Identify each line below that contains the word "much", and copy it out.

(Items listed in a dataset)
--- Begin ---
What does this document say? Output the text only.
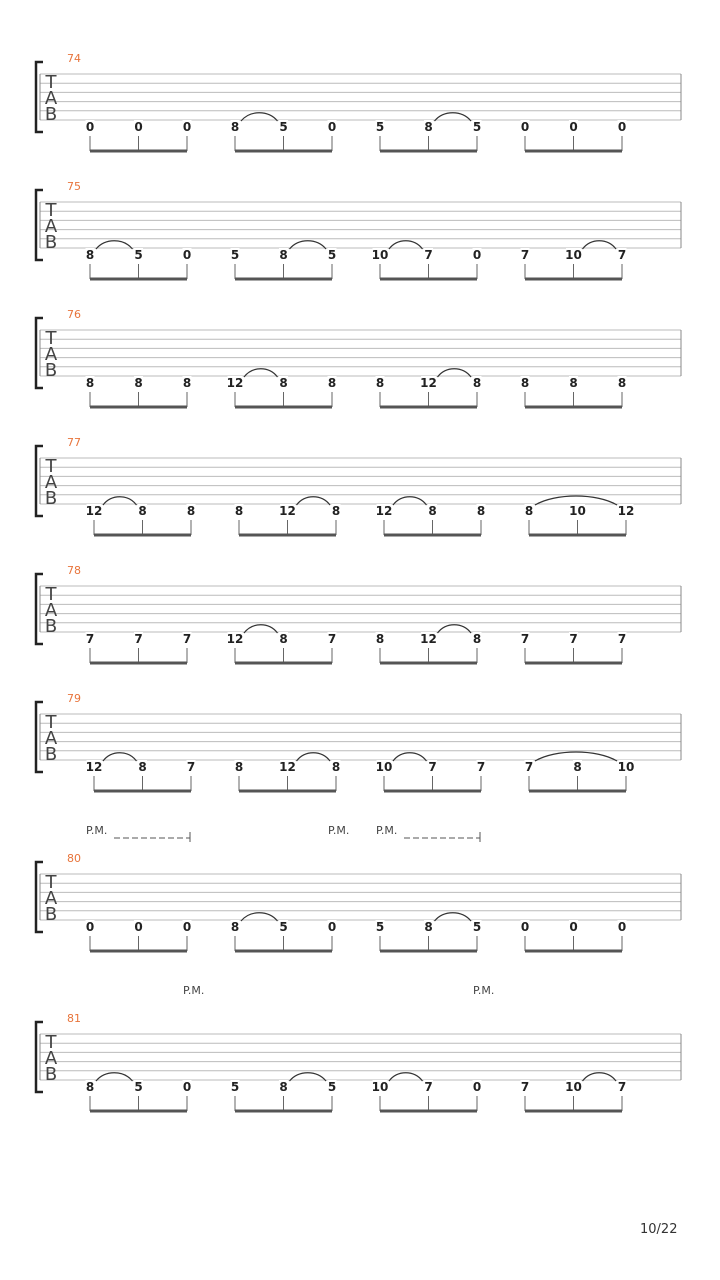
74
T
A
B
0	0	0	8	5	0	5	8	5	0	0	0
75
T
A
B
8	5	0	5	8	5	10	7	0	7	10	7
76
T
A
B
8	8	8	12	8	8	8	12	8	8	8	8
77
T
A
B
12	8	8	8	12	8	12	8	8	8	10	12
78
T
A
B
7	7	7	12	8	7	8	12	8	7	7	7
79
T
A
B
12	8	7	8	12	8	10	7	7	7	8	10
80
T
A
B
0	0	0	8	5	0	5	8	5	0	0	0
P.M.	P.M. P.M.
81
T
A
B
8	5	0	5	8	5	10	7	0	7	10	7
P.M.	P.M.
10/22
--- End ---
--- Begin ---
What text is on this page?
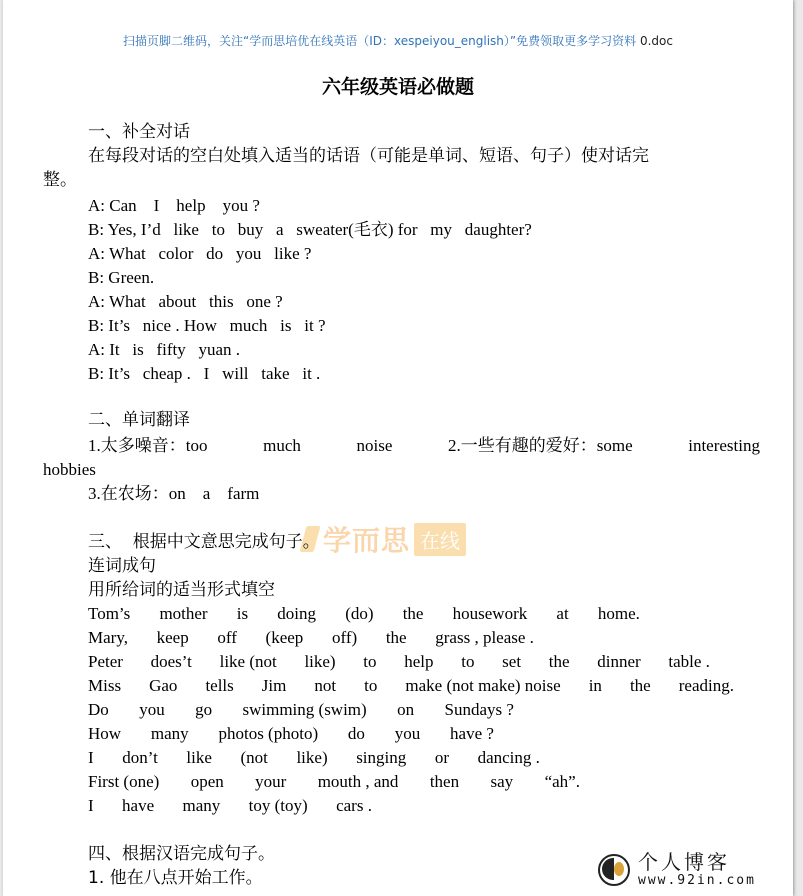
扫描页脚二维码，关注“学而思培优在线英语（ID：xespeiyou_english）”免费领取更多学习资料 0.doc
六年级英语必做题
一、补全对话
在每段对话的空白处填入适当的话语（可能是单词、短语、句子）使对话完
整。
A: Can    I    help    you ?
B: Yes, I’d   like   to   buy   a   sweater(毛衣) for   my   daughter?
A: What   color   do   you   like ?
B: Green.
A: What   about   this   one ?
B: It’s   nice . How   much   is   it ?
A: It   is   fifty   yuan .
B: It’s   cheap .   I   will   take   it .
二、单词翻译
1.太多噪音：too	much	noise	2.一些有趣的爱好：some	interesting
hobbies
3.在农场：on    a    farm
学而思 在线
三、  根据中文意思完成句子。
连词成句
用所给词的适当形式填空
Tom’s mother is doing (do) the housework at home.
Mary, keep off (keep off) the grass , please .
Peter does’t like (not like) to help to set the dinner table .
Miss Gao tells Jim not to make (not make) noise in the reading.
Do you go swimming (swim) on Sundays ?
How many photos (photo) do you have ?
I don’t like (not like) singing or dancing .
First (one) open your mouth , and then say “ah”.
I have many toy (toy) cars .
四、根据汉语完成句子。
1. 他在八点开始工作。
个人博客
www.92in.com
--- End ---
--- Begin ---
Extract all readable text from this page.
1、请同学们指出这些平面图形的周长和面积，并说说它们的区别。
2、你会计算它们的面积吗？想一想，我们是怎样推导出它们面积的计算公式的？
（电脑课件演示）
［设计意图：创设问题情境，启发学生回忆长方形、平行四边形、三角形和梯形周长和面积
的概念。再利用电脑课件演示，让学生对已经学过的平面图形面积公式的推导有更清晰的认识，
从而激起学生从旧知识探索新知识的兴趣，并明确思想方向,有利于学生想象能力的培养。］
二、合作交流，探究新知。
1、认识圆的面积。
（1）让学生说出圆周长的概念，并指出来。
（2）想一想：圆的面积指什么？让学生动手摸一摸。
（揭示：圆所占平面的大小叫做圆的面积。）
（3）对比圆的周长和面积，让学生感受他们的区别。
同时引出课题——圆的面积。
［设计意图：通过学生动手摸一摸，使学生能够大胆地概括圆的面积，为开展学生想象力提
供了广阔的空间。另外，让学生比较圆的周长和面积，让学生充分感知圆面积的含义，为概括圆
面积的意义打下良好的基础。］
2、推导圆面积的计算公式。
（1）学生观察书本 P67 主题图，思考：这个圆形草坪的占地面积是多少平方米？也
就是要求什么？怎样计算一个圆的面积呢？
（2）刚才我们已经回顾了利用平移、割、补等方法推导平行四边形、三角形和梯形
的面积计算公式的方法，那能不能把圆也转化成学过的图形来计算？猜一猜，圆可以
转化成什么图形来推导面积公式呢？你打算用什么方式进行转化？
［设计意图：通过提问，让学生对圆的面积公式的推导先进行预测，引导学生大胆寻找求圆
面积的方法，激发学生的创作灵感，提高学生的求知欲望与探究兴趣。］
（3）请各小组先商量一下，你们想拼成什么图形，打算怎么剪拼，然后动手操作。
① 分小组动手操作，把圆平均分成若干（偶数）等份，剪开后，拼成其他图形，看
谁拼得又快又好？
--- End ---
§ TASK RESULT
B: It’s   nice . How   much   is   it ?
1.太多噪音：too	much	noise	2.一些有趣的爱好：some	interesting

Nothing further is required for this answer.